= PROVIDED DATA =
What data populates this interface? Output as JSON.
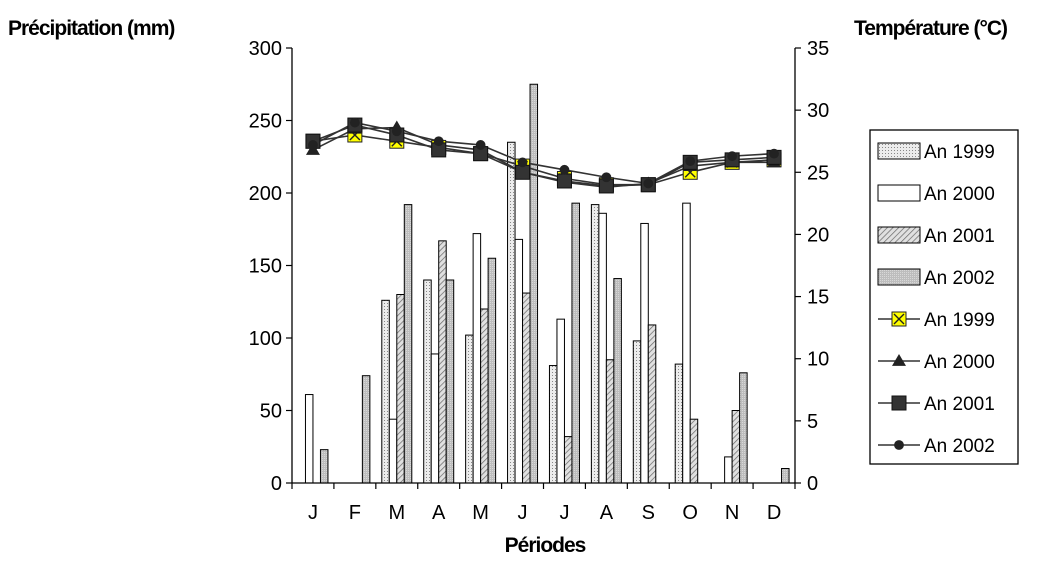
{
  "chart_data": {
    "type": "bar+line",
    "ylabel_left": "Précipitation (mm)",
    "ylabel_right": "Température (°C)",
    "xlabel": "Périodes",
    "categories": [
      "J",
      "F",
      "M",
      "A",
      "M",
      "J",
      "J",
      "A",
      "S",
      "O",
      "N",
      "D"
    ],
    "ylim_left": [
      0,
      300
    ],
    "yticks_left": [
      "0",
      "50",
      "100",
      "150",
      "200",
      "250",
      "300"
    ],
    "ylim_right": [
      0,
      35
    ],
    "yticks_right": [
      "0",
      "5",
      "10",
      "15",
      "20",
      "25",
      "30",
      "35"
    ],
    "bar_series": [
      {
        "name": "An 1999",
        "values": [
          0,
          0,
          126,
          140,
          102,
          235,
          81,
          192,
          98,
          82,
          0,
          0
        ]
      },
      {
        "name": "An 2000",
        "values": [
          61,
          0,
          44,
          89,
          172,
          168,
          113,
          186,
          179,
          193,
          18,
          0
        ]
      },
      {
        "name": "An 2001",
        "values": [
          0,
          0,
          130,
          167,
          120,
          131,
          32,
          85,
          109,
          44,
          50,
          0
        ]
      },
      {
        "name": "An 2002",
        "values": [
          23,
          74,
          192,
          140,
          155,
          275,
          193,
          141,
          0,
          0,
          76,
          10
        ]
      }
    ],
    "bar_series_order": [
      "An 2002",
      "An 2000",
      "An 1999",
      "An 2002",
      "An 1999",
      "An 2000",
      "An 2001",
      "An 2002",
      "An 1999",
      "An 2001",
      "An 2002",
      "An 2000"
    ],
    "line_series": [
      {
        "name": "An 1999",
        "marker": "x-square",
        "values": [
          27.5,
          28.0,
          27.5,
          27.0,
          26.5,
          25.5,
          24.5,
          24.0,
          24.0,
          25.0,
          25.8,
          26.0
        ]
      },
      {
        "name": "An 2000",
        "marker": "triangle",
        "values": [
          26.8,
          28.5,
          28.6,
          27.2,
          26.8,
          25.0,
          24.2,
          23.8,
          24.1,
          25.5,
          25.8,
          25.8
        ]
      },
      {
        "name": "An 2001",
        "marker": "square",
        "values": [
          27.5,
          28.8,
          28.0,
          26.8,
          26.5,
          25.0,
          24.3,
          23.9,
          24.0,
          25.8,
          26.0,
          26.2
        ]
      },
      {
        "name": "An 2002",
        "marker": "circle",
        "values": [
          27.2,
          29.0,
          28.3,
          27.5,
          27.2,
          25.8,
          25.2,
          24.6,
          24.1,
          25.9,
          26.3,
          26.5
        ]
      }
    ],
    "legend_position": "right",
    "grid": false,
    "colors": {
      "bar_outline": "#000000",
      "bar_fill_1999": "#e8e8e8",
      "bar_fill_2000": "#ffffff",
      "bar_fill_2001": "#cfcfcf",
      "bar_fill_2002": "#c0c0c0",
      "line": "#333333",
      "x_marker_fill": "#ffff00"
    }
  }
}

= YOUR GOAL =
Copy the data word for word. Pictures do not go in the copy.

= FINISHED ANSWER =
What data populates this interface? Output as JSON.
{
  "chart_data": {
    "type": "bar+line",
    "ylabel_left": "Précipitation (mm)",
    "ylabel_right": "Température (°C)",
    "xlabel": "Périodes",
    "categories": [
      "J",
      "F",
      "M",
      "A",
      "M",
      "J",
      "J",
      "A",
      "S",
      "O",
      "N",
      "D"
    ],
    "ylim_left": [
      0,
      300
    ],
    "yticks_left": [
      "0",
      "50",
      "100",
      "150",
      "200",
      "250",
      "300"
    ],
    "ylim_right": [
      0,
      35
    ],
    "yticks_right": [
      "0",
      "5",
      "10",
      "15",
      "20",
      "25",
      "30",
      "35"
    ],
    "bar_series": [
      {
        "name": "An 1999",
        "values": [
          0,
          0,
          126,
          140,
          102,
          235,
          81,
          192,
          98,
          82,
          0,
          0
        ]
      },
      {
        "name": "An 2000",
        "values": [
          61,
          0,
          44,
          89,
          172,
          168,
          113,
          186,
          179,
          193,
          18,
          0
        ]
      },
      {
        "name": "An 2001",
        "values": [
          0,
          0,
          130,
          167,
          120,
          131,
          32,
          85,
          109,
          44,
          50,
          0
        ]
      },
      {
        "name": "An 2002",
        "values": [
          23,
          74,
          192,
          140,
          155,
          275,
          193,
          141,
          0,
          0,
          76,
          10
        ]
      }
    ],
    "bar_series_order": [
      "An 2002",
      "An 2000",
      "An 1999",
      "An 2002",
      "An 1999",
      "An 2000",
      "An 2001",
      "An 2002",
      "An 1999",
      "An 2001",
      "An 2002",
      "An 2000"
    ],
    "line_series": [
      {
        "name": "An 1999",
        "marker": "x-square",
        "values": [
          27.5,
          28.0,
          27.5,
          27.0,
          26.5,
          25.5,
          24.5,
          24.0,
          24.0,
          25.0,
          25.8,
          26.0
        ]
      },
      {
        "name": "An 2000",
        "marker": "triangle",
        "values": [
          26.8,
          28.5,
          28.6,
          27.2,
          26.8,
          25.0,
          24.2,
          23.8,
          24.1,
          25.5,
          25.8,
          25.8
        ]
      },
      {
        "name": "An 2001",
        "marker": "square",
        "values": [
          27.5,
          28.8,
          28.0,
          26.8,
          26.5,
          25.0,
          24.3,
          23.9,
          24.0,
          25.8,
          26.0,
          26.2
        ]
      },
      {
        "name": "An 2002",
        "marker": "circle",
        "values": [
          27.2,
          29.0,
          28.3,
          27.5,
          27.2,
          25.8,
          25.2,
          24.6,
          24.1,
          25.9,
          26.3,
          26.5
        ]
      }
    ],
    "legend_position": "right",
    "grid": false,
    "colors": {
      "bar_outline": "#000000",
      "bar_fill_1999": "#e8e8e8",
      "bar_fill_2000": "#ffffff",
      "bar_fill_2001": "#cfcfcf",
      "bar_fill_2002": "#c0c0c0",
      "line": "#333333",
      "x_marker_fill": "#ffff00"
    }
  }
}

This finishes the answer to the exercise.